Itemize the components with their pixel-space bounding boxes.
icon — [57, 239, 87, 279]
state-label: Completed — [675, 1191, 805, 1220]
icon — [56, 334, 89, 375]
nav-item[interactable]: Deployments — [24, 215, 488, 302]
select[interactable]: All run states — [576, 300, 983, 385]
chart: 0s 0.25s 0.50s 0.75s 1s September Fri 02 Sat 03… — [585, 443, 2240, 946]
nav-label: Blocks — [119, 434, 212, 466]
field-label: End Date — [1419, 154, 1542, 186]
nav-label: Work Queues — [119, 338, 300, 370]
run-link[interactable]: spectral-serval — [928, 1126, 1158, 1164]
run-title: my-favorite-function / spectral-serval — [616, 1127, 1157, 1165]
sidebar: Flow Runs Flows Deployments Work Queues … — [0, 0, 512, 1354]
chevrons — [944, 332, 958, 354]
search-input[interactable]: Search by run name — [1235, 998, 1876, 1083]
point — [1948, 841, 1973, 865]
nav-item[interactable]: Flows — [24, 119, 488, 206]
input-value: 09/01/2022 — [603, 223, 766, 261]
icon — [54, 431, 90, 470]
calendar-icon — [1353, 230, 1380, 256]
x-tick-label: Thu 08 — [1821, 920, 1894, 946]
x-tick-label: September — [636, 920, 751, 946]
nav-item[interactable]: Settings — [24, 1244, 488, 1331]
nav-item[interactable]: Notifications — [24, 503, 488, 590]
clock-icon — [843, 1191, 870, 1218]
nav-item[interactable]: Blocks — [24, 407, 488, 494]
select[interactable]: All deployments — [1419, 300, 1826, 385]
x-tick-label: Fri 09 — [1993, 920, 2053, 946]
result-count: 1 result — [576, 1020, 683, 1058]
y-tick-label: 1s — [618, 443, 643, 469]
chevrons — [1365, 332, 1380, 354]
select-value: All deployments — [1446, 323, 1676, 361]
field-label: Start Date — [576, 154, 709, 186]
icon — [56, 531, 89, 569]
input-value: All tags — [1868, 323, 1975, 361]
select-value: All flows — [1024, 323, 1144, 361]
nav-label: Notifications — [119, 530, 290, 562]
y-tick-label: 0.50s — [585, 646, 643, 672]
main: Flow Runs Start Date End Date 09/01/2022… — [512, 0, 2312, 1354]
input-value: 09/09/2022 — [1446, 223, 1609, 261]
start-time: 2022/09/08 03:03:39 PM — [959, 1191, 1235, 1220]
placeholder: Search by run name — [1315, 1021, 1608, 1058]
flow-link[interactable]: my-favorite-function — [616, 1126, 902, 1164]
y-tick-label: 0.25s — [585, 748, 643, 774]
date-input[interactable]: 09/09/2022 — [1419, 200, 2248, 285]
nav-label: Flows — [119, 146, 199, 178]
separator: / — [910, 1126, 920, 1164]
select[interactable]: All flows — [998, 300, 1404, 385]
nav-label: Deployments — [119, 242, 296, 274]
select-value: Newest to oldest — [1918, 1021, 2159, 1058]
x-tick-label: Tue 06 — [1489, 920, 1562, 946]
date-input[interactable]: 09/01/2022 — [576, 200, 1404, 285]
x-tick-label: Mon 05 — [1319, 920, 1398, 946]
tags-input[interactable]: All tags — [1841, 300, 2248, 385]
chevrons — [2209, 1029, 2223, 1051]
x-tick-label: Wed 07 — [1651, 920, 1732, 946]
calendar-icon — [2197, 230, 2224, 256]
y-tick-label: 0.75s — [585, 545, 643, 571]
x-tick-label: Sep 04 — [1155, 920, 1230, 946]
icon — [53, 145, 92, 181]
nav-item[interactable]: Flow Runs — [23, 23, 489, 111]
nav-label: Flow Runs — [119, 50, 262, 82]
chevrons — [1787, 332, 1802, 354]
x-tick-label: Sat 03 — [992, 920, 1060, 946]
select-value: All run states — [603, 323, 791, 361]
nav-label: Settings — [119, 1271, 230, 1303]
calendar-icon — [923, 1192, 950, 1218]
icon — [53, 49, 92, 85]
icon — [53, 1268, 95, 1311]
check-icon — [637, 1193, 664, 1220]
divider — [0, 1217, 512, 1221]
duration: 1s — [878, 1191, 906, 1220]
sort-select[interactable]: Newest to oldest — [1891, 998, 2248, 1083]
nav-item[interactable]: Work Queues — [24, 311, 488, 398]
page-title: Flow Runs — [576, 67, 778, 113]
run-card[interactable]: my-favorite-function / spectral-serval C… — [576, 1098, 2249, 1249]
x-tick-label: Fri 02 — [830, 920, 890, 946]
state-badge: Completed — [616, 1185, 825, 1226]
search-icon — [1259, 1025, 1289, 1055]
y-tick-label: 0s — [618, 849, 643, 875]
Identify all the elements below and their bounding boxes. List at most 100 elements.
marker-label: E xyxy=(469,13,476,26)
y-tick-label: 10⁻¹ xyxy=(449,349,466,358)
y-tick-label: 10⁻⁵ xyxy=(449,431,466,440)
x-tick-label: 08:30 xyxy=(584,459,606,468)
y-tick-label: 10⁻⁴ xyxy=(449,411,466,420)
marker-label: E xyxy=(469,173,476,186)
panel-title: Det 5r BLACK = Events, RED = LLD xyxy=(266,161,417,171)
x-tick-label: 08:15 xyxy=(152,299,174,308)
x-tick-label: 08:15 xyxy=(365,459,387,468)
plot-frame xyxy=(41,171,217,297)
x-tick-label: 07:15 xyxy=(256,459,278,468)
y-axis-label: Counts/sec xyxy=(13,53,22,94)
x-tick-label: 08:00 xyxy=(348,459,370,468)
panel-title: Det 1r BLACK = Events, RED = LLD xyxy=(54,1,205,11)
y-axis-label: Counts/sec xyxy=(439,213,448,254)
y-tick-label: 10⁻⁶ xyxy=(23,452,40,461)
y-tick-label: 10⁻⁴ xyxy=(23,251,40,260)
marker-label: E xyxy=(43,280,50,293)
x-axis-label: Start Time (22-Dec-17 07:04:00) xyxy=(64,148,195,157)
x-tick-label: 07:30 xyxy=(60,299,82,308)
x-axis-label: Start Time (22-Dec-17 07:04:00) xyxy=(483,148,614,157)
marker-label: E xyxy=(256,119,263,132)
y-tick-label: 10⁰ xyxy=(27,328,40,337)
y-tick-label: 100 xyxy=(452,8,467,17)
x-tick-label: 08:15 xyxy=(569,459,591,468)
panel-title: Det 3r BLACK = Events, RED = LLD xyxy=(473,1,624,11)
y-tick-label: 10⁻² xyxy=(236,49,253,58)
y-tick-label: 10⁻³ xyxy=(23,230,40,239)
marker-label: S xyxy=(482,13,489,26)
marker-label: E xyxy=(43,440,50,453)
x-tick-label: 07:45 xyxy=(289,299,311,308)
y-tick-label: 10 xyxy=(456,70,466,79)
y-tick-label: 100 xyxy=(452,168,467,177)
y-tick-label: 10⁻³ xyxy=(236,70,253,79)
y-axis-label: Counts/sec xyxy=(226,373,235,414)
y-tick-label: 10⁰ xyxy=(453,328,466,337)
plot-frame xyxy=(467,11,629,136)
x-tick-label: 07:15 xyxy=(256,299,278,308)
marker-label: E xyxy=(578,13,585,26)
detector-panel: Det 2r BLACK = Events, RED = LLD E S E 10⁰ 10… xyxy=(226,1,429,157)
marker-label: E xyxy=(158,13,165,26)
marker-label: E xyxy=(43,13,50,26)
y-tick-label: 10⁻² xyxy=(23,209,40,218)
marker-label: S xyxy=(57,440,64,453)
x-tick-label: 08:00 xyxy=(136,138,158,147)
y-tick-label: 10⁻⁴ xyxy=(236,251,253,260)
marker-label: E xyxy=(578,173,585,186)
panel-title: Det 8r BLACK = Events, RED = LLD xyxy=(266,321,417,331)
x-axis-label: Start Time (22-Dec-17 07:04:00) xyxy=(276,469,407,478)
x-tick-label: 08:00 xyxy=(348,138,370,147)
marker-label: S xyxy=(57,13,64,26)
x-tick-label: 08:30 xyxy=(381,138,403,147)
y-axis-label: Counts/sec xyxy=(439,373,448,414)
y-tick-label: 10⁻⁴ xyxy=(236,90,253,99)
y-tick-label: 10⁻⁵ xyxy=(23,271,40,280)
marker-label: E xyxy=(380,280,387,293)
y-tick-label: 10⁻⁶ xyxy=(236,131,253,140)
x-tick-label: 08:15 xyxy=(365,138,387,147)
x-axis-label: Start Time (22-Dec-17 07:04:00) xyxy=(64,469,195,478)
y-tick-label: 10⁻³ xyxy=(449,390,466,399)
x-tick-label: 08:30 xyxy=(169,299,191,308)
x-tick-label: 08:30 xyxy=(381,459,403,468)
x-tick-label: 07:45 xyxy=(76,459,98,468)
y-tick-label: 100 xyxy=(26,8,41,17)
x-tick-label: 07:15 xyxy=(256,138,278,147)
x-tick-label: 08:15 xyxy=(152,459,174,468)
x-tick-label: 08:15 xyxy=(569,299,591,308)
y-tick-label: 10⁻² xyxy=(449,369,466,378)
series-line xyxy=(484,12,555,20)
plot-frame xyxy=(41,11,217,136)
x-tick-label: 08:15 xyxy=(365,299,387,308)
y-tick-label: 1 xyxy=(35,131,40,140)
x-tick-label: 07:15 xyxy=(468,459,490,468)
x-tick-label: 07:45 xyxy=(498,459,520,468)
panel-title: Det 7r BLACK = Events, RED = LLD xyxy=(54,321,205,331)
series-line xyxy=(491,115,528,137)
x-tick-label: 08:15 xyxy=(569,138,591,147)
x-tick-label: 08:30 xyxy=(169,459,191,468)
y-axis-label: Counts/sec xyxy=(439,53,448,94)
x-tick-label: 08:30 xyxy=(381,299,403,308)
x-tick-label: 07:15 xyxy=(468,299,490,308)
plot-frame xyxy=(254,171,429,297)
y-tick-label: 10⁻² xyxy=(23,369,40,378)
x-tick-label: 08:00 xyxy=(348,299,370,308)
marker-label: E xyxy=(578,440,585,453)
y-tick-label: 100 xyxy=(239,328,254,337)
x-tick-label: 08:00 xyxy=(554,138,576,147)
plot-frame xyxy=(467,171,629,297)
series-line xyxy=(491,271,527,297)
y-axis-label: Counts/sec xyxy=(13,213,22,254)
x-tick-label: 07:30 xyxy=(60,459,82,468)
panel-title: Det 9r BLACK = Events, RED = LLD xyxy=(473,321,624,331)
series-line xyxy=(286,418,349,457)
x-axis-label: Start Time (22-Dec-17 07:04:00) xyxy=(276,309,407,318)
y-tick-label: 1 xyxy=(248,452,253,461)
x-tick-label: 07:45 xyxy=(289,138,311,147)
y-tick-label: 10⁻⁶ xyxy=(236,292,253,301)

+-------+

• EXERCISE GOAL
Can you restate the records from their first line through the line containing "field-label: End Date", both included, swapping "Deployments" for "Releases" and keeping everything else as it is?

• ANSWER FOR THIS EXERCISE
Itemize the components with their pixel-space bounding boxes.
icon — [57, 239, 87, 279]
state-label: Completed — [675, 1191, 805, 1220]
icon — [56, 334, 89, 375]
nav-item[interactable]: Releases — [24, 215, 488, 302]
select[interactable]: All run states — [576, 300, 983, 385]
chart: 0s 0.25s 0.50s 0.75s 1s September Fri 02 Sat 03… — [585, 443, 2240, 946]
nav-label: Blocks — [119, 434, 212, 466]
field-label: End Date — [1419, 154, 1542, 186]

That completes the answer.